(Written exercise): Set each entry down verbatim, omitting images.
====== Materials provided ======
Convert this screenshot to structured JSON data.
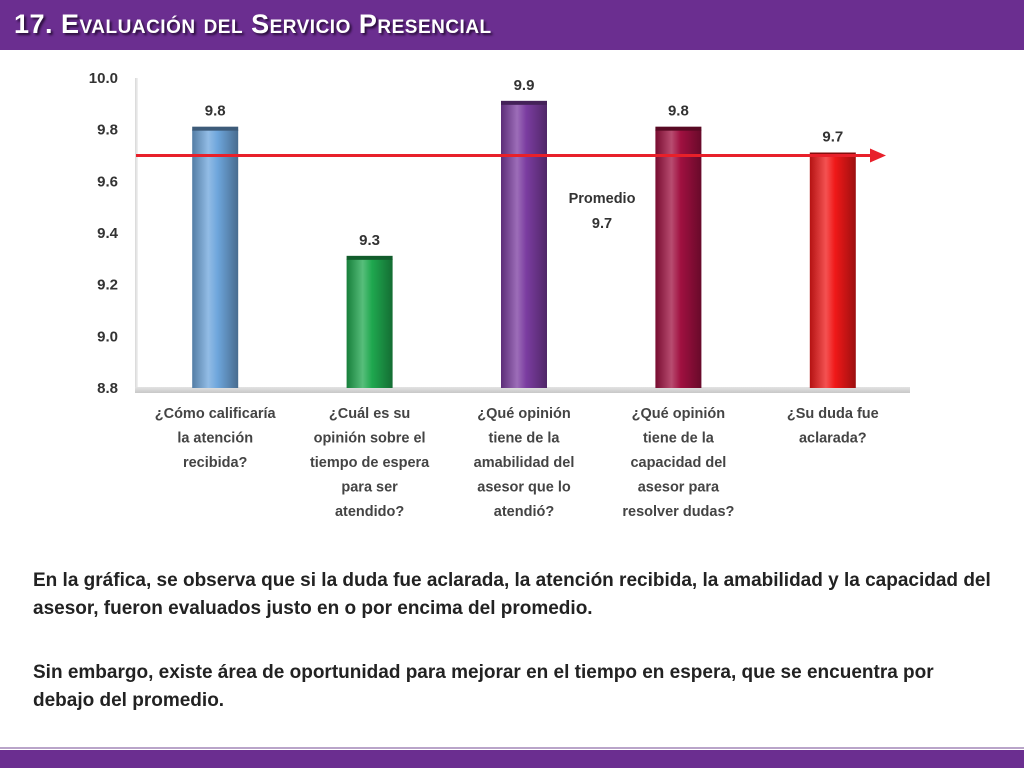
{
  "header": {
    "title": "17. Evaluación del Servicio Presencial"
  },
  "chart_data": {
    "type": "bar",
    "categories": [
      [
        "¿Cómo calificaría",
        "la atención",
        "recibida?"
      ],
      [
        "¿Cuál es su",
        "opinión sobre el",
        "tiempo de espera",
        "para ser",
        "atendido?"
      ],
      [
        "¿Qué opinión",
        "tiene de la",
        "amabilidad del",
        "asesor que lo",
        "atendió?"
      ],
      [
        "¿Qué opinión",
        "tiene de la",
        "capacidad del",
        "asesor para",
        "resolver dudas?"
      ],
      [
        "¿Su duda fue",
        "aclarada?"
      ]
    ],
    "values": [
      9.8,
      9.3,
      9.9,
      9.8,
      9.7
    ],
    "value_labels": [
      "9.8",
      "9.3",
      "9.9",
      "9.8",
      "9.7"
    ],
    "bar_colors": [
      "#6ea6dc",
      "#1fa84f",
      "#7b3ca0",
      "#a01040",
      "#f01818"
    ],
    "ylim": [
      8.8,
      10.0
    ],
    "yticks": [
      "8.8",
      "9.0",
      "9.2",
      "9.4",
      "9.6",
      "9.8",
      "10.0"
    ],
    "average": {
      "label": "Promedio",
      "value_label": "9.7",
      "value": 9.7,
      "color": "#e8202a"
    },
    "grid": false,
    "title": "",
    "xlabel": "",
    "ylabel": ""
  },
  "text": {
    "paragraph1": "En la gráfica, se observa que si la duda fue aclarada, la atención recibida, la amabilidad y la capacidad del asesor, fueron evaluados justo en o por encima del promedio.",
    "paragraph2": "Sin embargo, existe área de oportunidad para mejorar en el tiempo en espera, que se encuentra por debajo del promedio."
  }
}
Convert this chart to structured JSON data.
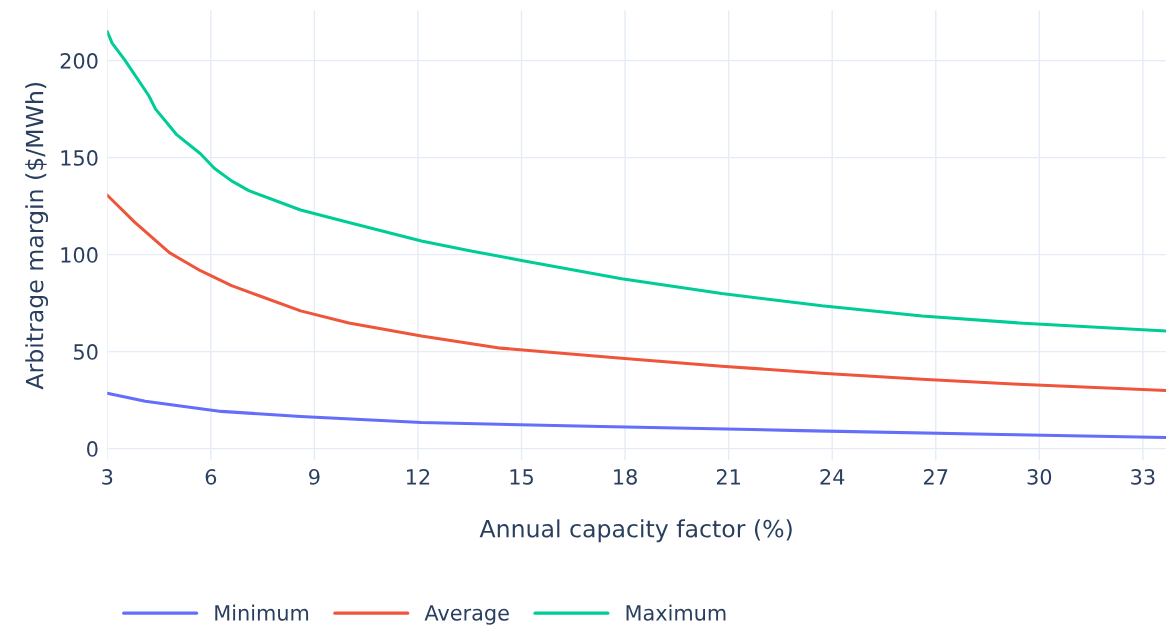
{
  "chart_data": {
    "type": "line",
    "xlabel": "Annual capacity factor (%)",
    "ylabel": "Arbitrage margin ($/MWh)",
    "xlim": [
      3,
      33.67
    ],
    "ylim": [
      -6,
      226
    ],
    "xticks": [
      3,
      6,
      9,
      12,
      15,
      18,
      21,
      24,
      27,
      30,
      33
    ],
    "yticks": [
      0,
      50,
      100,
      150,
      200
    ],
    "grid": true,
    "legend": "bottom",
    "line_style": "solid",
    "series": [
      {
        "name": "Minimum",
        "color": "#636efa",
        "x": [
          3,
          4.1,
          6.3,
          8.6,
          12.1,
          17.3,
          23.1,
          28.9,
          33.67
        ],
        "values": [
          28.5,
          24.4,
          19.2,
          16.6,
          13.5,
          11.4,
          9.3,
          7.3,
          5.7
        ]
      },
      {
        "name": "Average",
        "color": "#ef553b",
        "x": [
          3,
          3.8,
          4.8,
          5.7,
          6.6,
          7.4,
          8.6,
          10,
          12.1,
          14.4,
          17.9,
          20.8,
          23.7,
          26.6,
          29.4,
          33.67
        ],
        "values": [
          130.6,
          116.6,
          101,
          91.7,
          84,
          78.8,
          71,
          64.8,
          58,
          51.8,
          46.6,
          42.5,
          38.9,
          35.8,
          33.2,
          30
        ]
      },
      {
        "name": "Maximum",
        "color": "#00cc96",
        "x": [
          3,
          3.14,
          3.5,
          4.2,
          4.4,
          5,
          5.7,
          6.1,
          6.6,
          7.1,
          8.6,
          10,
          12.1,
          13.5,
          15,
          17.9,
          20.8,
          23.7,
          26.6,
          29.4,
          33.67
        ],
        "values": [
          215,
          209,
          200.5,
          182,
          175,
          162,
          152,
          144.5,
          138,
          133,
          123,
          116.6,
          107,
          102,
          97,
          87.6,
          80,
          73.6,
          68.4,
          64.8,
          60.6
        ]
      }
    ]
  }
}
======
(Answer to this problem):
Convert this screenshot to structured JSON data.
{
  "header": {
    "title": "17. Evaluación del Servicio Presencial"
  },
  "chart_data": {
    "type": "bar",
    "categories": [
      [
        "¿Cómo calificaría",
        "la atención",
        "recibida?"
      ],
      [
        "¿Cuál es su",
        "opinión sobre el",
        "tiempo de espera",
        "para ser",
        "atendido?"
      ],
      [
        "¿Qué opinión",
        "tiene de la",
        "amabilidad del",
        "asesor que lo",
        "atendió?"
      ],
      [
        "¿Qué opinión",
        "tiene de la",
        "capacidad del",
        "asesor para",
        "resolver dudas?"
      ],
      [
        "¿Su duda fue",
        "aclarada?"
      ]
    ],
    "values": [
      9.8,
      9.3,
      9.9,
      9.8,
      9.7
    ],
    "value_labels": [
      "9.8",
      "9.3",
      "9.9",
      "9.8",
      "9.7"
    ],
    "bar_colors": [
      "#6ea6dc",
      "#1fa84f",
      "#7b3ca0",
      "#a01040",
      "#f01818"
    ],
    "ylim": [
      8.8,
      10.0
    ],
    "yticks": [
      "8.8",
      "9.0",
      "9.2",
      "9.4",
      "9.6",
      "9.8",
      "10.0"
    ],
    "average": {
      "label": "Promedio",
      "value_label": "9.7",
      "value": 9.7,
      "color": "#e8202a"
    },
    "grid": false,
    "title": "",
    "xlabel": "",
    "ylabel": ""
  },
  "text": {
    "paragraph1": "En la gráfica, se observa que si la duda fue aclarada, la atención recibida, la amabilidad y la capacidad del asesor, fueron evaluados justo en o por encima del promedio.",
    "paragraph2": "Sin embargo, existe área de oportunidad para mejorar en el tiempo en espera, que se encuentra por debajo del promedio."
  }
}
Convert this chart to structured JSON data.
{
  "chart_data": {
    "type": "line",
    "xlabel": "Annual capacity factor (%)",
    "ylabel": "Arbitrage margin ($/MWh)",
    "xlim": [
      3,
      33.67
    ],
    "ylim": [
      -6,
      226
    ],
    "xticks": [
      3,
      6,
      9,
      12,
      15,
      18,
      21,
      24,
      27,
      30,
      33
    ],
    "yticks": [
      0,
      50,
      100,
      150,
      200
    ],
    "grid": true,
    "legend": "bottom",
    "line_style": "solid",
    "series": [
      {
        "name": "Minimum",
        "color": "#636efa",
        "x": [
          3,
          4.1,
          6.3,
          8.6,
          12.1,
          17.3,
          23.1,
          28.9,
          33.67
        ],
        "values": [
          28.5,
          24.4,
          19.2,
          16.6,
          13.5,
          11.4,
          9.3,
          7.3,
          5.7
        ]
      },
      {
        "name": "Average",
        "color": "#ef553b",
        "x": [
          3,
          3.8,
          4.8,
          5.7,
          6.6,
          7.4,
          8.6,
          10,
          12.1,
          14.4,
          17.9,
          20.8,
          23.7,
          26.6,
          29.4,
          33.67
        ],
        "values": [
          130.6,
          116.6,
          101,
          91.7,
          84,
          78.8,
          71,
          64.8,
          58,
          51.8,
          46.6,
          42.5,
          38.9,
          35.8,
          33.2,
          30
        ]
      },
      {
        "name": "Maximum",
        "color": "#00cc96",
        "x": [
          3,
          3.14,
          3.5,
          4.2,
          4.4,
          5,
          5.7,
          6.1,
          6.6,
          7.1,
          8.6,
          10,
          12.1,
          13.5,
          15,
          17.9,
          20.8,
          23.7,
          26.6,
          29.4,
          33.67
        ],
        "values": [
          215,
          209,
          200.5,
          182,
          175,
          162,
          152,
          144.5,
          138,
          133,
          123,
          116.6,
          107,
          102,
          97,
          87.6,
          80,
          73.6,
          68.4,
          64.8,
          60.6
        ]
      }
    ]
  }
}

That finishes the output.